_Fragmento del texto_
▼▼▼

Aunque, según los últimos datos de Acnur, 1.359 militares desarmados del ejército regular y sus familias “han sido reubicados con éxito de Goma a Kinshasa”, ninguna de las mujeres consultadas para este reportaje ha recibido algún auxilio para su traslado.
Ese es el caso de Chantal, de 29 años, esposa de otro soldado del ejército regular que está desaparecido y que tiene que lavar ropa en los barrios ricos de Goma para alimentar a sus dos hijas. “Voy de casa en casa. Cuando una señora acepta, le lavo la ropa por 1.500 o 2.000 francos congoleños [unos 40 o 60 céntimos de euro]. Así es como las mantengo”, cuenta. Hay días en que vuelve sin nada en los bolsillos, ya sea porque nadie le abre la puerta o porque lava para personas que después se niegan a pagarle.

Otras mujeres han buscado cobijo en las iglesias. Como Rachel, de 17 años, huérfana, menor de edad y esposa también de un militar desaparecido, que sobrevive gracias a la generosidad de los fieles de su parroquia. “Me quedé embarazada antes de que mi marido se marchara a Masisi. Desde entonces, no sé nada de él”. La adolescente duerme ahora en una escuela abandonada y acude a una comunidad religiosa para conseguir algunos suministros básicos. Todos los domingos, el pastor pide una ofrenda especial de 500 francos congoleños [15 céntimos] por fiel para facilitar su alimentación durante la semana. “No me quejo, en esta iglesia vivo mejor que en mi hogar. Son generosos conmigo, pero tengo miedo de que se cansen”, añade Rachel.
Porque las iglesias que acogen a las mujeres y sus hijos no son un lugar seguro. Los niños que allí se refugian también sufren desnutrición y enfermedades desencadenadas por las condiciones insalubres en las que malviven. Ellas, por su parte, están expuestas a la violencia sexual y la explotación. Solo en abril, Acnur registró 106 casos de violencia contra mujeres y niñas en Kivu del Norte y Kivu del Sur. La mayoría de casos ocurrieron en Beni.

▲▲▲

_Información proporcionada_
▼▼▼

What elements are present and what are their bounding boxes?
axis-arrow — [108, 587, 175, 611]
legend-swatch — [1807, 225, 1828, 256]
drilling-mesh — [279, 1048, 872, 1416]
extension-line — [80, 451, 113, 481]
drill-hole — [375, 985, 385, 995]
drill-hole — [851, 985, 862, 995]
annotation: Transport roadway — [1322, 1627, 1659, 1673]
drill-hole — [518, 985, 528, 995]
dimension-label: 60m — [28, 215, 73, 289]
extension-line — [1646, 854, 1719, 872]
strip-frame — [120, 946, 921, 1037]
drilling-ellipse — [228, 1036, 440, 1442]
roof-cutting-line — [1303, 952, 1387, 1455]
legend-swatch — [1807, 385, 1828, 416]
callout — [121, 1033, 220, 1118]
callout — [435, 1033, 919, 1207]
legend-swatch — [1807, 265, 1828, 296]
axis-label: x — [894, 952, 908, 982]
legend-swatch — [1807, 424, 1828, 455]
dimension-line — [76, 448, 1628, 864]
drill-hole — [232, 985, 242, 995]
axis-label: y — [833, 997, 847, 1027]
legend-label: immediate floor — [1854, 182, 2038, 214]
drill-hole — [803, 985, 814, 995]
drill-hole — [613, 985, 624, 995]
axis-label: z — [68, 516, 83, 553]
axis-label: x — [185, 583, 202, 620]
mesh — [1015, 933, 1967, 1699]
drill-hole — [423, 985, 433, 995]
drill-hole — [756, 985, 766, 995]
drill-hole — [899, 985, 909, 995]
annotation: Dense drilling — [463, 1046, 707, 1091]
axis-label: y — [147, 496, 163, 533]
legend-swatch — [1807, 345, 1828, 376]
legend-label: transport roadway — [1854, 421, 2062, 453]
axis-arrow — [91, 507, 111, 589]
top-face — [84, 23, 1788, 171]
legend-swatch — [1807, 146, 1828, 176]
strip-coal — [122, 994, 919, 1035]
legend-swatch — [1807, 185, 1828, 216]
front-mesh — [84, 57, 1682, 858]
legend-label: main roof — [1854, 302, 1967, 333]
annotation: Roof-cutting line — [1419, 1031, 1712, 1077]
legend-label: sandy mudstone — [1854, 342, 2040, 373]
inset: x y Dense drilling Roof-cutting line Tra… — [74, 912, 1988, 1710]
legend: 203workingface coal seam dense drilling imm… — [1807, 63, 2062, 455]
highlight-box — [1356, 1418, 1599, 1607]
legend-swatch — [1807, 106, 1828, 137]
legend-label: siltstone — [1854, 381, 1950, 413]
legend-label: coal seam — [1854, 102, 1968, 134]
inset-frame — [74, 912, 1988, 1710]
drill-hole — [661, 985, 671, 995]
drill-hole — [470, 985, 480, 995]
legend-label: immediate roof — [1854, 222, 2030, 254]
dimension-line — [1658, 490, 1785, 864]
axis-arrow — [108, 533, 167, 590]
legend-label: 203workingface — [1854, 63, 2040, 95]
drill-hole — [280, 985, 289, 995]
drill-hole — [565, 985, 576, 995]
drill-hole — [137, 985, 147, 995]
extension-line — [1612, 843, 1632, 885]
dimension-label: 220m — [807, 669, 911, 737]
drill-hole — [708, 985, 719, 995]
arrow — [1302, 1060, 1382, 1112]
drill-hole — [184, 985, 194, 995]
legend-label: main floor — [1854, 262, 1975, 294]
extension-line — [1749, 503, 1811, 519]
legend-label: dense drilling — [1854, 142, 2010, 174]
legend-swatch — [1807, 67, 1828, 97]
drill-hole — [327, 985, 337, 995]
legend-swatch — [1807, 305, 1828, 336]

▲▲▲

_Tareas_
#1 Según el fragmento sobre las esposas de militares desaparecidos, ¿cuánto le pagan a Chantal por lavar la ropa?
#2 Resume en dos oraciones el fragmento sobre las esposas de militares desaparecidos.
#3 Escribe la continuación del fragmento sobre las esposas de militares desaparecidos a partir de su última oración.
El material es un contenido aparte, sin relación con el texto.

_Tus respuestas_
#1 Entre 1.500 y 2.000 francos congoleños, unos 40 o 60 céntimos de euro.

#2 Ninguna de las mujeres consultadas ha recibido ayuda para su traslado, y algunas, como Chantal, se mantienen lavando ropa en Goma, mientras que otras, como Rachel, sobreviven gracias a los fieles de una iglesia. Pero las iglesias no son un lugar seguro: los niños sufren desnutrición y enfermedades, y las mujeres están expuestas a la violencia sexual y la explotación, con 106 casos registrados por Acnur solo en abril en Kivu del Norte y Kivu del Sur.

#3
Esther, de 50 años, tampoco tiene noticias de su hijo soldado. El joven, Mardochee, de 25 años, se alistó en el ejército seis meses antes de la guerra. Desde el 28 de enero, su madre intenta contactar con él por teléfono, pero sin éxito. “¿Ha fallecido? ¿No tenía el Gobierno los nombres de los militares que se encontraban en el frente? ¿Por qué no hay ningún comunicado, como hacen otros países?, se pregunta Esther. “Pedimos a las autoridades que nos evacúen, que nos escuchen. ¿Por qué el Gobierno nos deja morir lentamente?“, suplica la mujer.
No somos enemigas del Estado. Somos las esposas, las madres, las hermanas de quienes luchan por la nación. Merecemos respeto y dignidad
Julienne, casada con un militar congoleño
Clarisse, de 22 años, abandonó Goma con sus dos hijos a cuestas, en dirección a Beni. “En Goma dormimos al aire libre. En Beni esperamos que alguna autoridad tenga piedad, por eso decidí correr este riesgo. Por el futuro de mis hijos”, añade. Con su tarjeta electoral en la mano, Clarisse se sube a una moto con sus hijos para viajar más al norte, a pesar de los riesgos que entraña el viaje. Originaria de Kasai Oriental, esta joven, que no conoce la región, llegó de Kinshasa con su marido, militar destinado en Goma cuatro meses antes de la guerra. Su único objetivo es volver a Kinshasa, ya que ha perdido toda esperanza de volver a encontrar a su esposo.

“No somos enemigas del Estado. Somos las esposas, las madres, las hermanas de quienes luchan por la nación. Merecemos respeto y dignidad”, afirma Julienne, de 39 años. Al igual que ella, el resto de mujeres que han conversado con EL PAÍS exigen al Gobierno congoleño y a la comunidad internacional “ayuda urgente” e información sobre la suerte de sus maridos. Pero sobre todo, desean ser evacuadas a zonas más seguras, como Kinshasa, para poder “reconstruir” sus vidas.